WHAT THE EXERCISE ASKS: Exactly repeat the full listing that follows.

[start of EXERCISE INPUTS]

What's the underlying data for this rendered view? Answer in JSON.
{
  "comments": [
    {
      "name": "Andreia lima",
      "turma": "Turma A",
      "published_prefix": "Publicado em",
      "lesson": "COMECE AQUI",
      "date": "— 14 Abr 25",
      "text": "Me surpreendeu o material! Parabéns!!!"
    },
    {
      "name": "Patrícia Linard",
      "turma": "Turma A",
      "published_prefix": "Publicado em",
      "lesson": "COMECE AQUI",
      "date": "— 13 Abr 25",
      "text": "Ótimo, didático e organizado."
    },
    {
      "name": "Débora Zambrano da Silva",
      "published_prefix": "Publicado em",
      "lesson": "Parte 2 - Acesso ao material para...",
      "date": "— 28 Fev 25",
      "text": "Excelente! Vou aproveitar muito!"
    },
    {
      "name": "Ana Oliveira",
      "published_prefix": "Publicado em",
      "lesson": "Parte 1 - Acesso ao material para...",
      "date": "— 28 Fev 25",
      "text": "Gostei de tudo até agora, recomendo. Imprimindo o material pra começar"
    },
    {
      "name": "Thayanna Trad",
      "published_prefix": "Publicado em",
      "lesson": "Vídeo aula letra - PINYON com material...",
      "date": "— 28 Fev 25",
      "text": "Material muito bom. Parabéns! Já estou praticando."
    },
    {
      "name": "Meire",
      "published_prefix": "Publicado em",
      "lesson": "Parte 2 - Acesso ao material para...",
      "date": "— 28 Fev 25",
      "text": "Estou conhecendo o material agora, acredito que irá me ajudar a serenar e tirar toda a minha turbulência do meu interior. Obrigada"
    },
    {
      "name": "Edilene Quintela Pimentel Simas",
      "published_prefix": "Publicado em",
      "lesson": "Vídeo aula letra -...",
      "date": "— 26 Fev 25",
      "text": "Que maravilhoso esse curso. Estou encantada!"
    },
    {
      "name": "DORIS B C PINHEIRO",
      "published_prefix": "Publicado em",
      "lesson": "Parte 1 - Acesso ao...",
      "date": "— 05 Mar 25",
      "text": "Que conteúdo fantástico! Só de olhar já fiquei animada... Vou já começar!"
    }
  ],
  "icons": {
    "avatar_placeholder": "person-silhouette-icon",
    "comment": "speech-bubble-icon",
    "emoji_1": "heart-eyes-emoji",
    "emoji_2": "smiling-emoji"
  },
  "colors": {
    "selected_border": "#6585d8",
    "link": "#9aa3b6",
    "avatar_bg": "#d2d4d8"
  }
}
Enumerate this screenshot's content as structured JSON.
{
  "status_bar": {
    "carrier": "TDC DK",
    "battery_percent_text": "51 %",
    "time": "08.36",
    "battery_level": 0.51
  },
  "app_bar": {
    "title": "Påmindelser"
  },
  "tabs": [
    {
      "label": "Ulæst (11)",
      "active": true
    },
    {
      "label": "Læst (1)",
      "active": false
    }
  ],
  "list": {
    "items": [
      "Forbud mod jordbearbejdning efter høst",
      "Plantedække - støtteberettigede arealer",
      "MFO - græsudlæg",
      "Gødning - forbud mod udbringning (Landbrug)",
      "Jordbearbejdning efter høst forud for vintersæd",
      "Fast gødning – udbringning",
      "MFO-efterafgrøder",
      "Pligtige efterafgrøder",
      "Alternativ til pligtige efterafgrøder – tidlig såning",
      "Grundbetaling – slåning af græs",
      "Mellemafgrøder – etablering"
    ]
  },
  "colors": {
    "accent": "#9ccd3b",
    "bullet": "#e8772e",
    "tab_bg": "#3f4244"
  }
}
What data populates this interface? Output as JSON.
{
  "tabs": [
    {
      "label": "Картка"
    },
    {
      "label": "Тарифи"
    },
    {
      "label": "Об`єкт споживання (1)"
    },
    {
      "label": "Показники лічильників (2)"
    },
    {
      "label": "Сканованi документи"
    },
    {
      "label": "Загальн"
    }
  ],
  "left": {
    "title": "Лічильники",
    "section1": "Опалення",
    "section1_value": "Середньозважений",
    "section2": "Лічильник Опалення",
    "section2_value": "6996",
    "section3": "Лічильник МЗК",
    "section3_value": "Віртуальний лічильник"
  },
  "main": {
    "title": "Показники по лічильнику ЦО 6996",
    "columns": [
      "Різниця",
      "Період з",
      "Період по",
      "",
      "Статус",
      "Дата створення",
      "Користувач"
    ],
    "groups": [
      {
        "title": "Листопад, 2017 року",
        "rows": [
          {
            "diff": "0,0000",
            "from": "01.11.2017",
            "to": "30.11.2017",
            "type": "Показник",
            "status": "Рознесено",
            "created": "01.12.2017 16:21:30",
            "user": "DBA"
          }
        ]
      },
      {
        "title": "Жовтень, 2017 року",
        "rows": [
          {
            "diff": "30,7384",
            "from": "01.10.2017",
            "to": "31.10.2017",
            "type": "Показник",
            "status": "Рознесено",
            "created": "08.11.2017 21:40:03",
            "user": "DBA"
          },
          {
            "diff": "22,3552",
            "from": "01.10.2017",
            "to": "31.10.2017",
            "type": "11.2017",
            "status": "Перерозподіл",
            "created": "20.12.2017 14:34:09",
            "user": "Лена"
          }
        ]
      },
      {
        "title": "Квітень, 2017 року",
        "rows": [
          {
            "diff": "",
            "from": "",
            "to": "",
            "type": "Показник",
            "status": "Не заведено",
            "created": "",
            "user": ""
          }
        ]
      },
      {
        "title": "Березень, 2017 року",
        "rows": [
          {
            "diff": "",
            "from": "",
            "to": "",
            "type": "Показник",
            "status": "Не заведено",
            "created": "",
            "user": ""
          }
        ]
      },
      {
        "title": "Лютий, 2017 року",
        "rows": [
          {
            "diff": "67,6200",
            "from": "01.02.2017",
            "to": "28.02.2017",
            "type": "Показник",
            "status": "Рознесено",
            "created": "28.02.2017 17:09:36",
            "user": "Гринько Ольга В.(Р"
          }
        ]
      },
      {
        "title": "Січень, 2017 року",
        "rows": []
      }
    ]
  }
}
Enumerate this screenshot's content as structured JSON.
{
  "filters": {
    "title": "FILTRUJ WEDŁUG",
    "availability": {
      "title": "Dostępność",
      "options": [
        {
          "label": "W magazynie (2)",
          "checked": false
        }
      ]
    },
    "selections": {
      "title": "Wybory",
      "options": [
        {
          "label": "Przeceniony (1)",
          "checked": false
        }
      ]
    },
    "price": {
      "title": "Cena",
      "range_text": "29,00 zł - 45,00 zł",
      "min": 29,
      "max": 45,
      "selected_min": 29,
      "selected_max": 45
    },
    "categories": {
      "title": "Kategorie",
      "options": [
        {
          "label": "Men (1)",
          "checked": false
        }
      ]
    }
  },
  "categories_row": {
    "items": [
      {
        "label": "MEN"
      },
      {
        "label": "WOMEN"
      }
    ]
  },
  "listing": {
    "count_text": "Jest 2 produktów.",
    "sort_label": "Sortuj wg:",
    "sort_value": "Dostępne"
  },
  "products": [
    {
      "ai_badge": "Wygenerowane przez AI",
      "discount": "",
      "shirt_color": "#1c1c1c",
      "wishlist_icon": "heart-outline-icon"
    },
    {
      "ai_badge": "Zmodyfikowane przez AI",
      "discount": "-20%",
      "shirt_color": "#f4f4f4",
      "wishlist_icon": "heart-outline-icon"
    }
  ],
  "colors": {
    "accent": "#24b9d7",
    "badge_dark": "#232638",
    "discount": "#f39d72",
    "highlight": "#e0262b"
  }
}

[end of EXERCISE INPUTS]

OUTPUT:
What's the underlying data for this rendered view? Answer in JSON.
{
  "comments": [
    {
      "name": "Andreia lima",
      "turma": "Turma A",
      "published_prefix": "Publicado em",
      "lesson": "COMECE AQUI",
      "date": "— 14 Abr 25",
      "text": "Me surpreendeu o material! Parabéns!!!"
    },
    {
      "name": "Patrícia Linard",
      "turma": "Turma A",
      "published_prefix": "Publicado em",
      "lesson": "COMECE AQUI",
      "date": "— 13 Abr 25",
      "text": "Ótimo, didático e organizado."
    },
    {
      "name": "Débora Zambrano da Silva",
      "published_prefix": "Publicado em",
      "lesson": "Parte 2 - Acesso ao material para...",
      "date": "— 28 Fev 25",
      "text": "Excelente! Vou aproveitar muito!"
    },
    {
      "name": "Ana Oliveira",
      "published_prefix": "Publicado em",
      "lesson": "Parte 1 - Acesso ao material para...",
      "date": "— 28 Fev 25",
      "text": "Gostei de tudo até agora, recomendo. Imprimindo o material pra começar"
    },
    {
      "name": "Thayanna Trad",
      "published_prefix": "Publicado em",
      "lesson": "Vídeo aula letra - PINYON com material...",
      "date": "— 28 Fev 25",
      "text": "Material muito bom. Parabéns! Já estou praticando."
    },
    {
      "name": "Meire",
      "published_prefix": "Publicado em",
      "lesson": "Parte 2 - Acesso ao material para...",
      "date": "— 28 Fev 25",
      "text": "Estou conhecendo o material agora, acredito que irá me ajudar a serenar e tirar toda a minha turbulência do meu interior. Obrigada"
    },
    {
      "name": "Edilene Quintela Pimentel Simas",
      "published_prefix": "Publicado em",
      "lesson": "Vídeo aula letra -...",
      "date": "— 26 Fev 25",
      "text": "Que maravilhoso esse curso. Estou encantada!"
    },
    {
      "name": "DORIS B C PINHEIRO",
      "published_prefix": "Publicado em",
      "lesson": "Parte 1 - Acesso ao...",
      "date": "— 05 Mar 25",
      "text": "Que conteúdo fantástico! Só de olhar já fiquei animada... Vou já começar!"
    }
  ],
  "icons": {
    "avatar_placeholder": "person-silhouette-icon",
    "comment": "speech-bubble-icon",
    "emoji_1": "heart-eyes-emoji",
    "emoji_2": "smiling-emoji"
  },
  "colors": {
    "selected_border": "#6585d8",
    "link": "#9aa3b6",
    "avatar_bg": "#d2d4d8"
  }
}
Enumerate this screenshot's content as structured JSON.
{
  "status_bar": {
    "carrier": "TDC DK",
    "battery_percent_text": "51 %",
    "time": "08.36",
    "battery_level": 0.51
  },
  "app_bar": {
    "title": "Påmindelser"
  },
  "tabs": [
    {
      "label": "Ulæst (11)",
      "active": true
    },
    {
      "label": "Læst (1)",
      "active": false
    }
  ],
  "list": {
    "items": [
      "Forbud mod jordbearbejdning efter høst",
      "Plantedække - støtteberettigede arealer",
      "MFO - græsudlæg",
      "Gødning - forbud mod udbringning (Landbrug)",
      "Jordbearbejdning efter høst forud for vintersæd",
      "Fast gødning – udbringning",
      "MFO-efterafgrøder",
      "Pligtige efterafgrøder",
      "Alternativ til pligtige efterafgrøder – tidlig såning",
      "Grundbetaling – slåning af græs",
      "Mellemafgrøder – etablering"
    ]
  },
  "colors": {
    "accent": "#9ccd3b",
    "bullet": "#e8772e",
    "tab_bg": "#3f4244"
  }
}
What data populates this interface? Output as JSON.
{
  "tabs": [
    {
      "label": "Картка"
    },
    {
      "label": "Тарифи"
    },
    {
      "label": "Об`єкт споживання (1)"
    },
    {
      "label": "Показники лічильників (2)"
    },
    {
      "label": "Сканованi документи"
    },
    {
      "label": "Загальн"
    }
  ],
  "left": {
    "title": "Лічильники",
    "section1": "Опалення",
    "section1_value": "Середньозважений",
    "section2": "Лічильник Опалення",
    "section2_value": "6996",
    "section3": "Лічильник МЗК",
    "section3_value": "Віртуальний лічильник"
  },
  "main": {
    "title": "Показники по лічильнику ЦО 6996",
    "columns": [
      "Різниця",
      "Період з",
      "Період по",
      "",
      "Статус",
      "Дата створення",
      "Користувач"
    ],
    "groups": [
      {
        "title": "Листопад, 2017 року",
        "rows": [
          {
            "diff": "0,0000",
            "from": "01.11.2017",
            "to": "30.11.2017",
            "type": "Показник",
            "status": "Рознесено",
            "created": "01.12.2017 16:21:30",
            "user": "DBA"
          }
        ]
      },
      {
        "title": "Жовтень, 2017 року",
        "rows": [
          {
            "diff": "30,7384",
            "from": "01.10.2017",
            "to": "31.10.2017",
            "type": "Показник",
            "status": "Рознесено",
            "created": "08.11.2017 21:40:03",
            "user": "DBA"
          },
          {
            "diff": "22,3552",
            "from": "01.10.2017",
            "to": "31.10.2017",
            "type": "11.2017",
            "status": "Перерозподіл",
            "created": "20.12.2017 14:34:09",
            "user": "Лена"
          }
        ]
      },
      {
        "title": "Квітень, 2017 року",
        "rows": [
          {
            "diff": "",
            "from": "",
            "to": "",
            "type": "Показник",
            "status": "Не заведено",
            "created": "",
            "user": ""
          }
        ]
      },
      {
        "title": "Березень, 2017 року",
        "rows": [
          {
            "diff": "",
            "from": "",
            "to": "",
            "type": "Показник",
            "status": "Не заведено",
            "created": "",
            "user": ""
          }
        ]
      },
      {
        "title": "Лютий, 2017 року",
        "rows": [
          {
            "diff": "67,6200",
            "from": "01.02.2017",
            "to": "28.02.2017",
            "type": "Показник",
            "status": "Рознесено",
            "created": "28.02.2017 17:09:36",
            "user": "Гринько Ольга В.(Р"
          }
        ]
      },
      {
        "title": "Січень, 2017 року",
        "rows": []
      }
    ]
  }
}
Enumerate this screenshot's content as structured JSON.
{
  "filters": {
    "title": "FILTRUJ WEDŁUG",
    "availability": {
      "title": "Dostępność",
      "options": [
        {
          "label": "W magazynie (2)",
          "checked": false
        }
      ]
    },
    "selections": {
      "title": "Wybory",
      "options": [
        {
          "label": "Przeceniony (1)",
          "checked": false
        }
      ]
    },
    "price": {
      "title": "Cena",
      "range_text": "29,00 zł - 45,00 zł",
      "min": 29,
      "max": 45,
      "selected_min": 29,
      "selected_max": 45
    },
    "categories": {
      "title": "Kategorie",
      "options": [
        {
          "label": "Men (1)",
          "checked": false
        }
      ]
    }
  },
  "categories_row": {
    "items": [
      {
        "label": "MEN"
      },
      {
        "label": "WOMEN"
      }
    ]
  },
  "listing": {
    "count_text": "Jest 2 produktów.",
    "sort_label": "Sortuj wg:",
    "sort_value": "Dostępne"
  },
  "products": [
    {
      "ai_badge": "Wygenerowane przez AI",
      "discount": "",
      "shirt_color": "#1c1c1c",
      "wishlist_icon": "heart-outline-icon"
    },
    {
      "ai_badge": "Zmodyfikowane przez AI",
      "discount": "-20%",
      "shirt_color": "#f4f4f4",
      "wishlist_icon": "heart-outline-icon"
    }
  ],
  "colors": {
    "accent": "#24b9d7",
    "badge_dark": "#232638",
    "discount": "#f39d72",
    "highlight": "#e0262b"
  }
}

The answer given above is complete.